[Collected data]
______

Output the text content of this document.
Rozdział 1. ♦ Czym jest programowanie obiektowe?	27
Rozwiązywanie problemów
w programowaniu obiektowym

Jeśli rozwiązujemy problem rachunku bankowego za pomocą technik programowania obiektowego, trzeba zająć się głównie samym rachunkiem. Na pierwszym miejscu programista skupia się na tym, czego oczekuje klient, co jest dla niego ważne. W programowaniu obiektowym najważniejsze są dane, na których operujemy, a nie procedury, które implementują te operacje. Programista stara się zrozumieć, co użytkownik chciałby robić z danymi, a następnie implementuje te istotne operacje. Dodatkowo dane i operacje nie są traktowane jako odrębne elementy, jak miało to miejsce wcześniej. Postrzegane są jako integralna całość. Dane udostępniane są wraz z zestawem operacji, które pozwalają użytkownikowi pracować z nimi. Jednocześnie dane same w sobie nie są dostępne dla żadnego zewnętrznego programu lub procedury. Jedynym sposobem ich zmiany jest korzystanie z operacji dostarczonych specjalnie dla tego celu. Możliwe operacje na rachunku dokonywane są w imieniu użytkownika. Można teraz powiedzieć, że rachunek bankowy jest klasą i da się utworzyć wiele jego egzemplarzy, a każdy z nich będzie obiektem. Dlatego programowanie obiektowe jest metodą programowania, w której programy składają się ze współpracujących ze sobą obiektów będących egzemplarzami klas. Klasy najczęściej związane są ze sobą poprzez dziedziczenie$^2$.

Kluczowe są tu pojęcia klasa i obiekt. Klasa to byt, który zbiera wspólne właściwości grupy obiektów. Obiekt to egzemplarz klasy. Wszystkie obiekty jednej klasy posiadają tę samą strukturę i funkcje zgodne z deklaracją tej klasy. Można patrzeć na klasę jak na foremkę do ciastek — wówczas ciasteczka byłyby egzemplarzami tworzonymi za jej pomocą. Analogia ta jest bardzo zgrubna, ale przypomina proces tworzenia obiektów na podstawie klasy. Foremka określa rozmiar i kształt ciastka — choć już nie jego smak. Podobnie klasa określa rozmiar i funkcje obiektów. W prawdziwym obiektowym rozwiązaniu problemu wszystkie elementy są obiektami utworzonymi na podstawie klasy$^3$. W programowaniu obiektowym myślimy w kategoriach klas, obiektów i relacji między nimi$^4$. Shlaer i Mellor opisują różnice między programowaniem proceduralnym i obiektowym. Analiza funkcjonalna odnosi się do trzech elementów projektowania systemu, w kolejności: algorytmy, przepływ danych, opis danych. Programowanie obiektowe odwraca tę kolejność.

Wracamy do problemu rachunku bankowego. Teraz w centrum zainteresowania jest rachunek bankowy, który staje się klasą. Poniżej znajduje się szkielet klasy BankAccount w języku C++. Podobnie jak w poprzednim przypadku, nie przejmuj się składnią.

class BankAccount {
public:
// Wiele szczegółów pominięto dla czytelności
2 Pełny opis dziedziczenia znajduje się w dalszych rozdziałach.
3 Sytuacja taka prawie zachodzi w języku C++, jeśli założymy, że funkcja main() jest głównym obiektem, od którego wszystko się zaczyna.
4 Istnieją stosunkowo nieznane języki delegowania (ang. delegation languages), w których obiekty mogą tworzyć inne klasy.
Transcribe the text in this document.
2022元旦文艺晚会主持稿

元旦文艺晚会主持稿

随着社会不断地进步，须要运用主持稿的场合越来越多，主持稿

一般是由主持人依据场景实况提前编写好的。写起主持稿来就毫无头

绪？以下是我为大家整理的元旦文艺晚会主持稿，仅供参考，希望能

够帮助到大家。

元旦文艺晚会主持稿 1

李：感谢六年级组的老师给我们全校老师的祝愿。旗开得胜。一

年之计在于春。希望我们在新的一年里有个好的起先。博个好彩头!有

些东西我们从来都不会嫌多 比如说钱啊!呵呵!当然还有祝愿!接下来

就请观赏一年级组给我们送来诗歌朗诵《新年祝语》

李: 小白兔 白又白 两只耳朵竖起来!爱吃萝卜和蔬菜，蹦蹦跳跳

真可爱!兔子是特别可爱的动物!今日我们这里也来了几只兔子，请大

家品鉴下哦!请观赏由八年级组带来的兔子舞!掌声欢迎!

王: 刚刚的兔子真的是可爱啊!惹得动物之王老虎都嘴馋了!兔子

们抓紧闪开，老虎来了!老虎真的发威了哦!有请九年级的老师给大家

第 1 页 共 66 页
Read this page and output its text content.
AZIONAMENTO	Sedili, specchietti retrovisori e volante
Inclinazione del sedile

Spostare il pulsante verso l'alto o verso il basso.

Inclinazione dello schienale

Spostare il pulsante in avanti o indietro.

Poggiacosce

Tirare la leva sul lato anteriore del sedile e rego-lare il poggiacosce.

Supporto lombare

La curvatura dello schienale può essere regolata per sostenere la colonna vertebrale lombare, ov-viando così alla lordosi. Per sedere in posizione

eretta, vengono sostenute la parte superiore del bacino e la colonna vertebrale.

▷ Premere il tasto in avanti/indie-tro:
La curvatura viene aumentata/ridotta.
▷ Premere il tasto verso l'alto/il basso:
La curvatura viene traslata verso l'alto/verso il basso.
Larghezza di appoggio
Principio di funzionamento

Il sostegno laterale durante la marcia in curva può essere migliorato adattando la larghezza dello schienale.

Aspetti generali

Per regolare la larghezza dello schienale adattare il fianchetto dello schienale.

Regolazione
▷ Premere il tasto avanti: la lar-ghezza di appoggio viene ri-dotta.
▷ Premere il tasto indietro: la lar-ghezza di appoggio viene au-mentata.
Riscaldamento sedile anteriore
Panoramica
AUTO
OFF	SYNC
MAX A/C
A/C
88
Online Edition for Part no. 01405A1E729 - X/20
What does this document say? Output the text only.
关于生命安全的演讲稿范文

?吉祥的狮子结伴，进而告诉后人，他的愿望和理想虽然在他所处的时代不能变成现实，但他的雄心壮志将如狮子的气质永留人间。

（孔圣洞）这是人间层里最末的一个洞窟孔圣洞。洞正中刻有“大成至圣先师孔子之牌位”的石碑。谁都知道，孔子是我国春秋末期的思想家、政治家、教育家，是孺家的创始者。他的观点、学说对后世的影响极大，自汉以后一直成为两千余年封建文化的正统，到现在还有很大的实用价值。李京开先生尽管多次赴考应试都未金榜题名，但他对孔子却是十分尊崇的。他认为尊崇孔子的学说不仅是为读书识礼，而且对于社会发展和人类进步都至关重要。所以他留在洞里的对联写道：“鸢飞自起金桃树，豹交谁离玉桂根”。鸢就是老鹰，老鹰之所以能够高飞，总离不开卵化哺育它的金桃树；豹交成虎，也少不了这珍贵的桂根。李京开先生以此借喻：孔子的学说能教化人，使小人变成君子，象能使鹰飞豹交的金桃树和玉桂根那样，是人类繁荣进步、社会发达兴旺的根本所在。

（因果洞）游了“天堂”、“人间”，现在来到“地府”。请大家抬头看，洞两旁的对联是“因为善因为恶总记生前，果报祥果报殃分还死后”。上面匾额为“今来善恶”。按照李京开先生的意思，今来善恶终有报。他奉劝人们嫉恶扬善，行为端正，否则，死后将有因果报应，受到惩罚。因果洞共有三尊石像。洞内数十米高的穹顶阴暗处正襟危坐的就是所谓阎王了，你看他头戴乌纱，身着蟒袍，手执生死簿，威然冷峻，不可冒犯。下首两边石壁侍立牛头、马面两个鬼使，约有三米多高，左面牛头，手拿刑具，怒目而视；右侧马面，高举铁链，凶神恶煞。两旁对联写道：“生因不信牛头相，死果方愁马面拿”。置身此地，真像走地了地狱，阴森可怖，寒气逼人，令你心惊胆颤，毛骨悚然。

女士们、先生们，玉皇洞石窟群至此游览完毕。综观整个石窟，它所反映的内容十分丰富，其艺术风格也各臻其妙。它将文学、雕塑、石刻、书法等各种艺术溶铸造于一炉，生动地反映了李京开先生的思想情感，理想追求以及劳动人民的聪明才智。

______

▶ Do this: Select every line in the records above that contains the word "Premere".

▶ Response for this exercise:
▷ Premere il tasto in avanti/indie-tro:
▷ Premere il tasto verso l'alto/il basso:
▷ Premere il tasto avanti: la lar-ghezza di appoggio viene ri-dotta.
▷ Premere il tasto indietro: la lar-ghezza di appoggio viene au-mentata.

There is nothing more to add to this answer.